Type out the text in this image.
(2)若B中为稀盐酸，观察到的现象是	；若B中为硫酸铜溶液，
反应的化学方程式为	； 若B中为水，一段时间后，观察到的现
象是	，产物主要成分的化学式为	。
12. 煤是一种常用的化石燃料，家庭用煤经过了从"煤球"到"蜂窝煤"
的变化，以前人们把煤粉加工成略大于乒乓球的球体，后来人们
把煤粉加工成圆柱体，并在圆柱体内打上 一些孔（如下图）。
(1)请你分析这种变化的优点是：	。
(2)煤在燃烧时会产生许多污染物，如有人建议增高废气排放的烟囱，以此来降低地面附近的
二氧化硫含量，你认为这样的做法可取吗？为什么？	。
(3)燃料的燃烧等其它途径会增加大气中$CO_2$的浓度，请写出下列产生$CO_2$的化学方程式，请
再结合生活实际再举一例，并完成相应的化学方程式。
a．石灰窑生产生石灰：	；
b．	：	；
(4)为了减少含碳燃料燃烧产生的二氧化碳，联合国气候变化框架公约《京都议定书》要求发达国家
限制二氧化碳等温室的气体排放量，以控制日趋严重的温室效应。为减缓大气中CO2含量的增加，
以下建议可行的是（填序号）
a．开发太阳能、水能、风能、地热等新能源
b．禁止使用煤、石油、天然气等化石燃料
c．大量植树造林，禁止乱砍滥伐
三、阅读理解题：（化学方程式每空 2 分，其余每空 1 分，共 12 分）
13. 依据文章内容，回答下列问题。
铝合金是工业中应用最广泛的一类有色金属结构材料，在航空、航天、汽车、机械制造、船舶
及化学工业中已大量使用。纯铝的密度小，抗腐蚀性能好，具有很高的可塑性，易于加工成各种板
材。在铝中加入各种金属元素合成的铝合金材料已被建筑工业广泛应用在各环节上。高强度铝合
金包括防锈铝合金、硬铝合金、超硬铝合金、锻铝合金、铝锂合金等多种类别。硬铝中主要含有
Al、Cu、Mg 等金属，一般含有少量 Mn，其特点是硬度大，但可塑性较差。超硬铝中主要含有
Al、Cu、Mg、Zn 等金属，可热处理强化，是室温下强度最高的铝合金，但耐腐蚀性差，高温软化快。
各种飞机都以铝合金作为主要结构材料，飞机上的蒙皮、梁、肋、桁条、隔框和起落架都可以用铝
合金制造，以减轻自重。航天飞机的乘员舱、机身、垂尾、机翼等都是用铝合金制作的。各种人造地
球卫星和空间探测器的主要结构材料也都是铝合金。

...

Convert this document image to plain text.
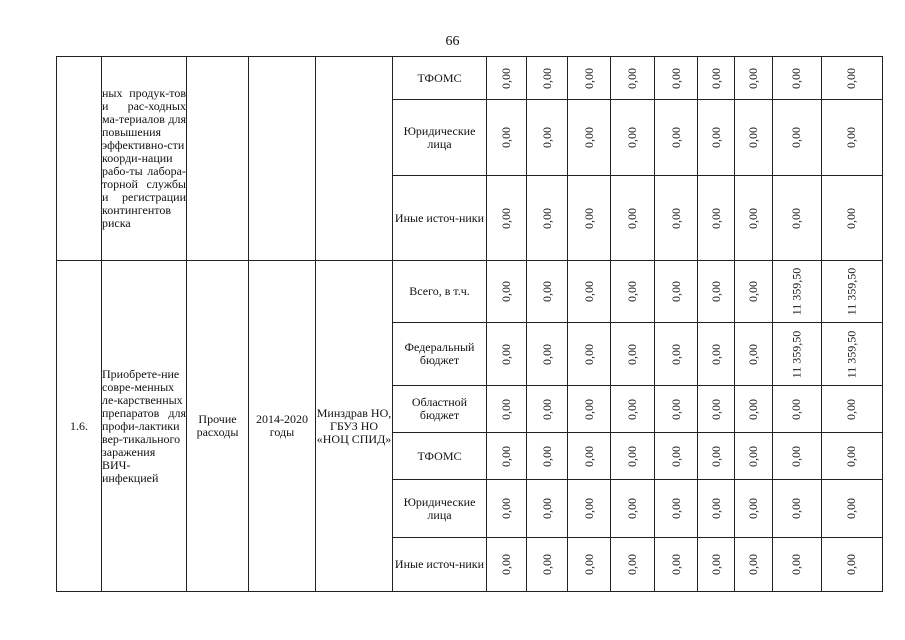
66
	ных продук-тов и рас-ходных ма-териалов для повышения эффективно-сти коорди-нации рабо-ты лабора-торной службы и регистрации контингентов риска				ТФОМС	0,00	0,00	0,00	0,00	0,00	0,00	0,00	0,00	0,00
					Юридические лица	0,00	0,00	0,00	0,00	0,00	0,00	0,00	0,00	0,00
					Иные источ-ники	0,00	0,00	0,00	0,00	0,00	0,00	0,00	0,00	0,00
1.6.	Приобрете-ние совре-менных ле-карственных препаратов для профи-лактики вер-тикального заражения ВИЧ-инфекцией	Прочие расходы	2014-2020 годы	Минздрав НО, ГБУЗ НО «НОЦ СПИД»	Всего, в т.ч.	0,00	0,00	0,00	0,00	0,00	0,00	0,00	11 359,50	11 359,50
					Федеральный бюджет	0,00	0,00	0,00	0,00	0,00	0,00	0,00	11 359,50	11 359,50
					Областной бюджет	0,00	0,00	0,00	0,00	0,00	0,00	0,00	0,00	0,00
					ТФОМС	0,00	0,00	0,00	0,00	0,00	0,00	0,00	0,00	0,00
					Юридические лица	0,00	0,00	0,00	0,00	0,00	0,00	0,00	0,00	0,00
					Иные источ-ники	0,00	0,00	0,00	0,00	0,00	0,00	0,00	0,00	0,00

§ WHAT THIS TASK INVOLVES
Gather up the lines that contain the word "image".

§ THE RESULT
Type out the text in this image.
Convert this document image to plain text.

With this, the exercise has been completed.